# What is needed
Keep only the lines of the data below that contain "מתוארת", and copy them.

(Data records)
begin

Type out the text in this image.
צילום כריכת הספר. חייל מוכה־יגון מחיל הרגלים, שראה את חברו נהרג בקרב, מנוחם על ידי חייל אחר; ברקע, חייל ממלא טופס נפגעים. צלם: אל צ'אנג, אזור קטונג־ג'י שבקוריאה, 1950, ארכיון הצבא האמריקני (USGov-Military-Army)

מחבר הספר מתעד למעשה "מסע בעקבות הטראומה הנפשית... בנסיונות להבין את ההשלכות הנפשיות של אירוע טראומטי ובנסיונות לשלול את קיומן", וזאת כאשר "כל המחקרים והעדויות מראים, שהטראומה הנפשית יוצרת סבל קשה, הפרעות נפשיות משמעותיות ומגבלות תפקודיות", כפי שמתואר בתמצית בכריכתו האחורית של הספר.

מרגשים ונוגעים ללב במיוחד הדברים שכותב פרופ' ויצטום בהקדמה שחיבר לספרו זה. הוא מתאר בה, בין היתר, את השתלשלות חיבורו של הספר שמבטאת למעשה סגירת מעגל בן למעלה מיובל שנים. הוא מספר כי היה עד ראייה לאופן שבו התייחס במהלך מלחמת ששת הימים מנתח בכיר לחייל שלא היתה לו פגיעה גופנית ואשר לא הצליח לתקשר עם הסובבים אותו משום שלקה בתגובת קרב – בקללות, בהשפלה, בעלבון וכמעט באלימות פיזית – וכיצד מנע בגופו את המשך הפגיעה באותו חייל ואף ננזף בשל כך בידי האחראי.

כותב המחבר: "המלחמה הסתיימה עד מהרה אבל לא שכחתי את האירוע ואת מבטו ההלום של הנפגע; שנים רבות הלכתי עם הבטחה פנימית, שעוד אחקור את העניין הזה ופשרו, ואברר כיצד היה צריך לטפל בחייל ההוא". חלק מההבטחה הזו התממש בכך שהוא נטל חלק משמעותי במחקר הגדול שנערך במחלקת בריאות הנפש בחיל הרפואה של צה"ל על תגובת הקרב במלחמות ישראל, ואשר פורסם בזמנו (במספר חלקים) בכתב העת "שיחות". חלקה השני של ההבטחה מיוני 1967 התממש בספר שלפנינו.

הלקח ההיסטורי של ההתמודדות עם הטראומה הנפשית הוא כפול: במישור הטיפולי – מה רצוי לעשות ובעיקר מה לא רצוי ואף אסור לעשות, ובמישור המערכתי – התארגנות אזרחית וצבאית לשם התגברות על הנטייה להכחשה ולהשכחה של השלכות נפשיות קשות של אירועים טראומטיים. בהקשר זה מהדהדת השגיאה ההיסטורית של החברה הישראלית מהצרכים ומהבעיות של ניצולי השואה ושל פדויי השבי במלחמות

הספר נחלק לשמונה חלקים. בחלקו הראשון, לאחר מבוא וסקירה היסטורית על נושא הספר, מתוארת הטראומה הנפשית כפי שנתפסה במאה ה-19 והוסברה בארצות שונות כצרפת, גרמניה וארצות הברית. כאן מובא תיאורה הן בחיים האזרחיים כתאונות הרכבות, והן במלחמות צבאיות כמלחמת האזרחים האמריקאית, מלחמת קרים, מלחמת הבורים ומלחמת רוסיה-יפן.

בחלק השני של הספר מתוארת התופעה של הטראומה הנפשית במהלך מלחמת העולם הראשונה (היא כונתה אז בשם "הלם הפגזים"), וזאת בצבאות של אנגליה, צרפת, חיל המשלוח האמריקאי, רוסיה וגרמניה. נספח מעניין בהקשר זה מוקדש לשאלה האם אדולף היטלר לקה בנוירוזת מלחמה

end

# Exercise solution
הספר נחלק לשמונה חלקים. בחלקו הראשון, לאחר מבוא וסקירה היסטורית על נושא הספר, מתוארת הטראומה הנפשית כפי שנתפסה במאה ה-19 והוסברה בארצות שונות כצרפת, גרמניה וארצות הברית. כאן מובא תיאורה הן בחיים האזרחיים כתאונות הרכבות, והן במלחמות צבאיות כמלחמת האזרחים האמריקאית, מלחמת קרים, מלחמת הבורים ומלחמת רוסיה-יפן.
בחלק השני של הספר מתוארת התופעה של הטראומה הנפשית במהלך מלחמת העולם הראשונה (היא כונתה אז בשם "הלם הפגזים"), וזאת בצבאות של אנגליה, צרפת, חיל המשלוח האמריקאי, רוסיה וגרמניה. נספח מעניין בהקשר זה מוקדש לשאלה האם אדולף היטלר לקה בנוירוזת מלחמה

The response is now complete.